Dataset items:
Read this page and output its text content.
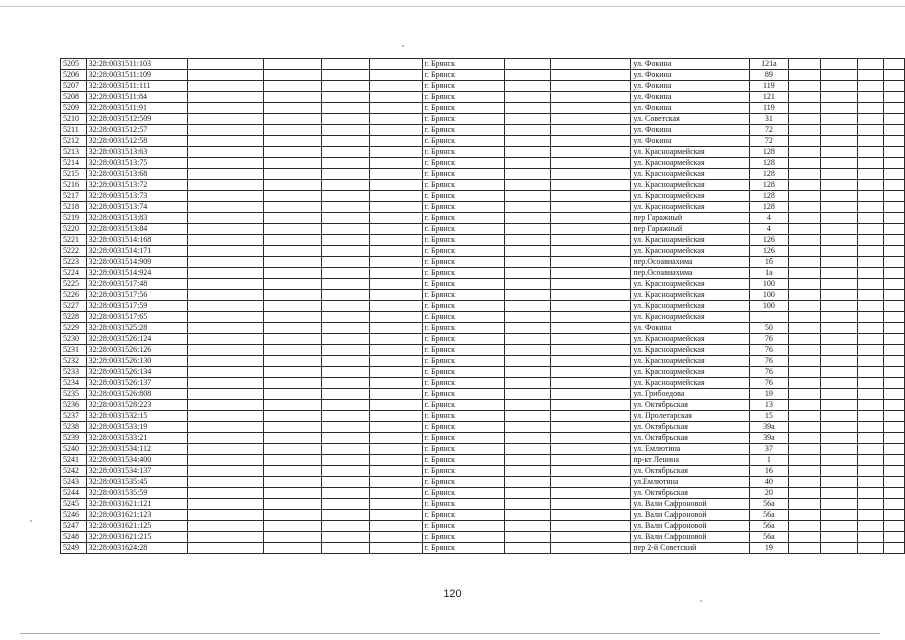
5205	32:28:0031511:103					г. Брянск			ул. Фокина	121а				
5206	32:28:0031511:109					г. Брянск			ул. Фокина	89				
5207	32:28:0031511:111					г. Брянск			ул. Фокина	119				
5208	32:28:0031511:84					г. Брянск			ул. Фокина	121				
5209	32:28:0031511:91					г. Брянск			ул. Фокина	119				
5210	32:28:0031512:509					г. Брянск			ул. Советская	31				
5211	32:28:0031512:57					г. Брянск			ул. Фокина	72				
5212	32:28:0031512:58					г. Брянск			ул. Фокина	72				
5213	32:28:0031513:63					г. Брянск			ул. Красноармейская	128				
5214	32:28:0031513:75					г. Брянск			ул. Красноармейская	128				
5215	32:28:0031513:68					г. Брянск			ул. Красноармейская	128				
5216	32:28:0031513:72					г. Брянск			ул. Красноармейская	128				
5217	32:28:0031513:73					г. Брянск			ул. Красноармейская	128				
5218	32:28:0031513:74					г. Брянск			ул. Красноармейская	128				
5219	32:28:0031513:83					г. Брянск			пер Гаражный	4				
5220	32:28:0031513:84					г. Брянск			пер Гаражный	4				
5221	32:28:0031514:168					г. Брянск			ул. Красноармейская	126				
5222	32:28:0031514:171					г. Брянск			ул. Красноармейская	126				
5223	32:28:0031514:909					г. Брянск			пер.Осоавиахима	1б				
5224	32:28:0031514:924					г. Брянск			пер.Осоавиахима	1а				
5225	32:28:0031517:48					г. Брянск			ул. Красноармейская	100				
5226	32:28:0031517:56					г. Брянск			ул. Красноармейская	100				
5227	32:28:0031517:59					г. Брянск			ул. Красноармейская	100				
5228	32:28:0031517:65					г. Брянск			ул. Красноармейская					
5229	32:28:0031525:28					г. Брянск			ул. Фокина	50				
5230	32:28:0031526:124					г. Брянск			ул. Красноармейская	76				
5231	32:28:0031526:126					г. Брянск			ул. Красноармейская	76				
5232	32:28:0031526:130					г. Брянск			ул. Красноармейская	76				
5233	32:28:0031526:134					г. Брянск			ул. Красноармейская	76				
5234	32:28:0031526:137					г. Брянск			ул. Красноармейская	76				
5235	32:28:0031526:808					г. Брянск			ул. Грибоедова	19				
5236	32:28:0031528:223					г. Брянск			ул. Октябрьская	13				
5237	32:28:0031532:15					г. Брянск			ул. Пролетарская	15				
5238	32:28:0031533:19					г. Брянск			ул. Октябрьская	39а				
5239	32:28:0031533:21					г. Брянск			ул. Октябрьская	39а				
5240	32:28:0031534:112					г. Брянск			ул. Емлютина	37				
5241	32:28:0031534:400					г. Брянск			пр-кт Ленина	1				
5242	32:28:0031534:137					г. Брянск			ул. Октябрьская	16				
5243	32:28:0031535:45					г. Брянск			ул.Емлютина	40				
5244	32:28:0031535:59					г. Брянск			ул. Октябрьская	20				
5245	32:28:0031621:121					г. Брянск			ул. Вали Сафроновой	56а				
5246	32:28:0031621:123					г. Брянск			ул. Вали Сафроновой	56а				
5247	32:28:0031621:125					г. Брянск			ул. Вали Сафроновой	56а				
5248	32:28:0031621:215					г. Брянск			ул. Вали Сафроновой	56а				
5249	32:28:0031624:28					г. Брянск			пер 2-й Советский	19				
120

Task:
Take each line containing the string "Осоавиахима" and copy it out.

Final result:
5223	32:28:0031514:909					г. Брянск			пер.Осоавиахима	1б				
5224	32:28:0031514:924					г. Брянск			пер.Осоавиахима	1а				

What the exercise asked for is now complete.